▶ SHORT TASK
Pick up the article on MTTR as a misleading metric after its last sentence and continue writing it.

# Start of DOCUMENT EXCERPT

MTTR is a Misleading Metric—Now What?
Editor’s note: This is the second part of a series that will focus on each one of The VOID Report 2021 key findings. If you haven’t had a chance to download the report, it’s not too late. You can download the report at thevoid.community/report.
Software organizations tend to value measurement, iteration, and improvement based on data. These are great things for an organization to focus on; however, this has led to an industry practice of calculating and tracking Mean Time to Resolve, or MTTR. While it’s understandable to want to have a clear metric for tracking incident resolution, MTTR is problematic for a couple of reasons.
The first is solely statistical: based on the data we see in the VOID , measures of central tendency like the mean, aren’t a good representation of positively-skewed data, in which most values are clustered around the left side of the distribution while the right tail of the distribution is longer and contains fewer values. The mean will be influenced by the spread of the data, and the inherent outliers. Consider these Google data:
The mean is clearly well to the right of the majority of the data points in the distribution—this is to be expected for a positively-skewed distribution with a small set of large outliers. So next you might consider a different MTTR: Median Time to Respond. The median value will be less influenced by outliers, so it might be a better representation of the data that you could use over time.

# End of DOCUMENT EXCERPT
# Start of EXTRACTED ENTRIES

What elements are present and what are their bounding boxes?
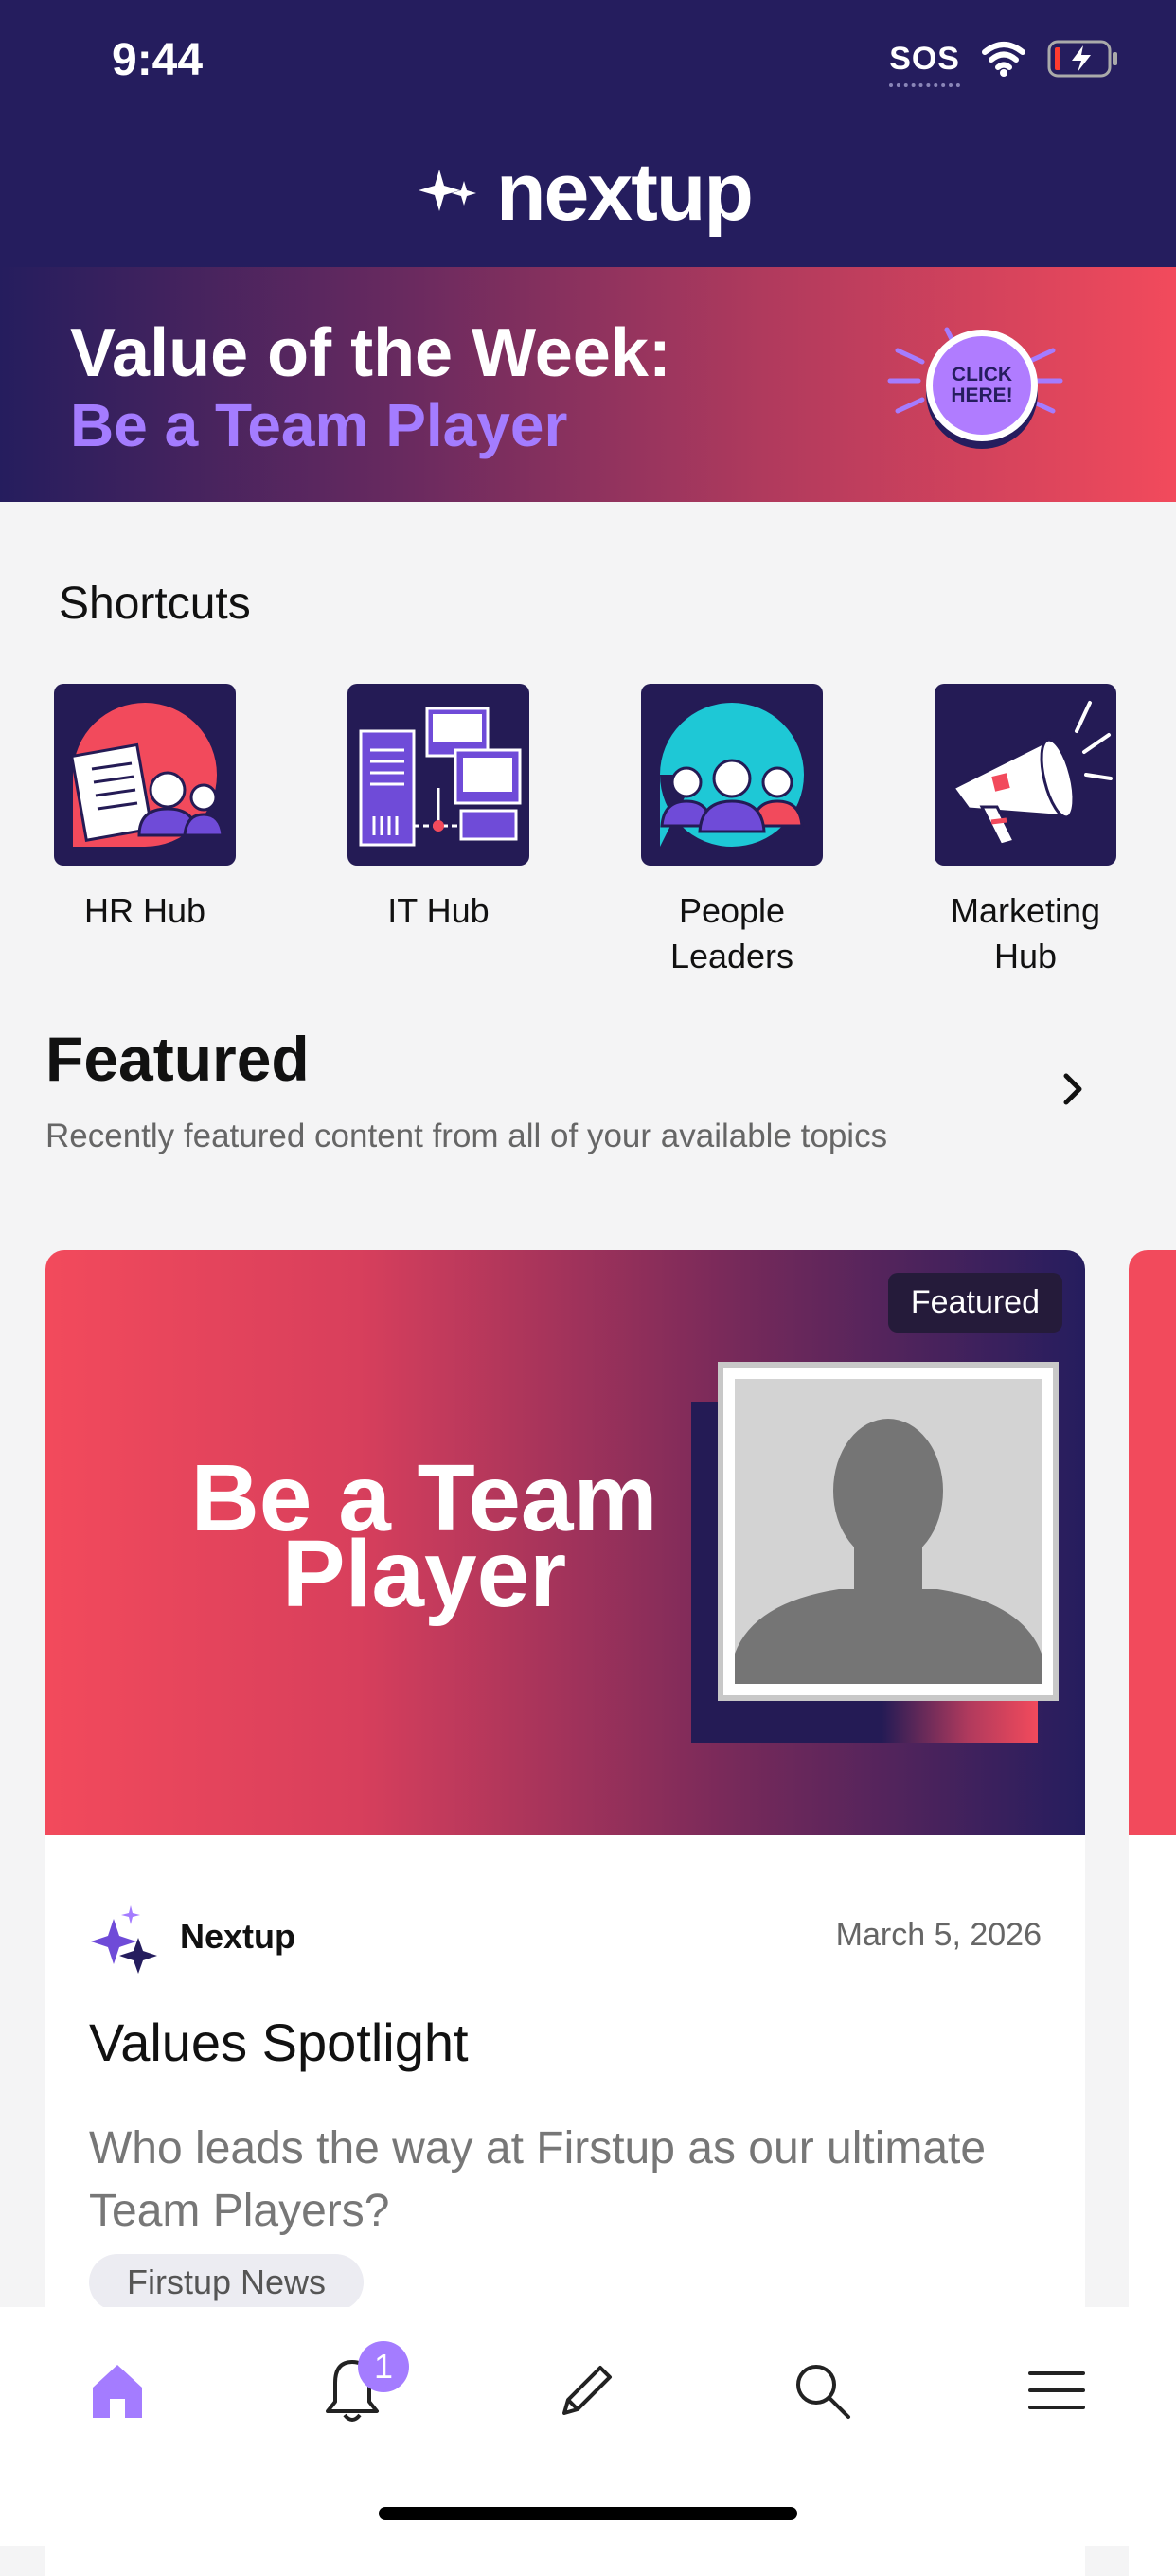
shortcuts-title: Shortcuts — [59, 579, 251, 629]
tab-notifications[interactable]: 1 — [295, 2334, 409, 2447]
topic-tag[interactable]: Firstup News — [89, 2254, 365, 2311]
shortcut-label: IT Hub — [387, 891, 490, 930]
click-here-button[interactable]: CLICK HERE! — [926, 330, 1038, 441]
featured-subtitle: Recently featured content from all of yo… — [45, 1118, 888, 1154]
shortcut-label: Marketing Hub — [950, 891, 1101, 975]
people-leaders-icon — [641, 684, 823, 866]
value-of-week-banner[interactable]: Value of the Week: Be a Team Player CLIC… — [0, 267, 1176, 502]
shortcut-it-hub[interactable]: IT Hub — [339, 684, 538, 979]
wifi-icon — [982, 42, 1025, 77]
search-icon — [796, 2365, 850, 2419]
author-name: Nextup — [180, 1917, 296, 1956]
chevron-right-icon[interactable] — [1043, 1061, 1100, 1118]
app-header: nextup — [0, 133, 1176, 267]
logo-text: nextup — [496, 147, 754, 238]
hero-text: Be a Team Player — [190, 1445, 658, 1627]
tab-search[interactable] — [765, 2334, 879, 2447]
status-icons: SOS — [889, 40, 1119, 87]
sos-indicator: SOS — [889, 40, 960, 87]
status-time: 9:44 — [112, 35, 204, 85]
card-hero-image: Featured Be a Team Player — [45, 1250, 1085, 1835]
pencil-icon — [562, 2366, 612, 2415]
sparkle-icon — [419, 169, 476, 211]
banner-title: Value of the Week: — [70, 315, 671, 391]
post-title: Values Spotlight — [89, 2012, 469, 2072]
shortcut-hr-hub[interactable]: HR Hub — [45, 684, 244, 979]
notification-badge: 1 — [358, 2341, 409, 2392]
tab-compose[interactable] — [530, 2334, 644, 2447]
post-description: Who leads the way at Firstup as our ulti… — [89, 2123, 987, 2236]
profile-photo-placeholder — [718, 1362, 1059, 1701]
featured-title: Featured — [45, 1024, 310, 1094]
menu-icon — [1028, 2371, 1085, 2409]
shortcut-label: HR Hub — [83, 891, 206, 930]
status-bar: 9:44 SOS — [0, 0, 1176, 133]
post-date: March 5, 2026 — [835, 1917, 1042, 1953]
featured-badge: Featured — [887, 1273, 1062, 1333]
nextup-author-icon — [91, 1905, 157, 1974]
nextup-logo: nextup — [417, 146, 754, 240]
it-hub-icon — [347, 684, 529, 866]
hr-hub-icon — [54, 684, 236, 866]
shortcuts-row: HR Hub IT Hub People Leaders Marketing H… — [45, 684, 1125, 979]
battery-icon — [1047, 40, 1117, 78]
home-indicator[interactable] — [379, 2507, 797, 2520]
shortcut-marketing-hub[interactable]: Marketing Hub — [926, 684, 1125, 979]
tab-home[interactable] — [61, 2334, 174, 2447]
person-silhouette-icon — [735, 1419, 1042, 1684]
shortcut-label: People Leaders — [669, 891, 794, 975]
shortcut-people-leaders[interactable]: People Leaders — [633, 684, 831, 979]
marketing-hub-icon — [935, 684, 1116, 866]
banner-subtitle: Be a Team Player — [70, 391, 568, 459]
home-icon — [93, 2365, 142, 2418]
tab-menu[interactable] — [1000, 2334, 1114, 2447]
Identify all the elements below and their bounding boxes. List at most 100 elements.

# End of EXTRACTED ENTRIES

▶ WRITTEN ANSWER
That certainly looks more representative, and your putative incident response metric just got 2.5 hours better simply by looking at it this way. Which begs the question: what actionable conclusions can you reach based on this information? Presumably, you calculate and track a metric like this in order to improve (or know when things are getting worse), which means you need to be able to detect changes in that metric. This is where Stepan Davidovič was able to demonstrate something really powerful in his report on MTTR, which is also applicable to these data.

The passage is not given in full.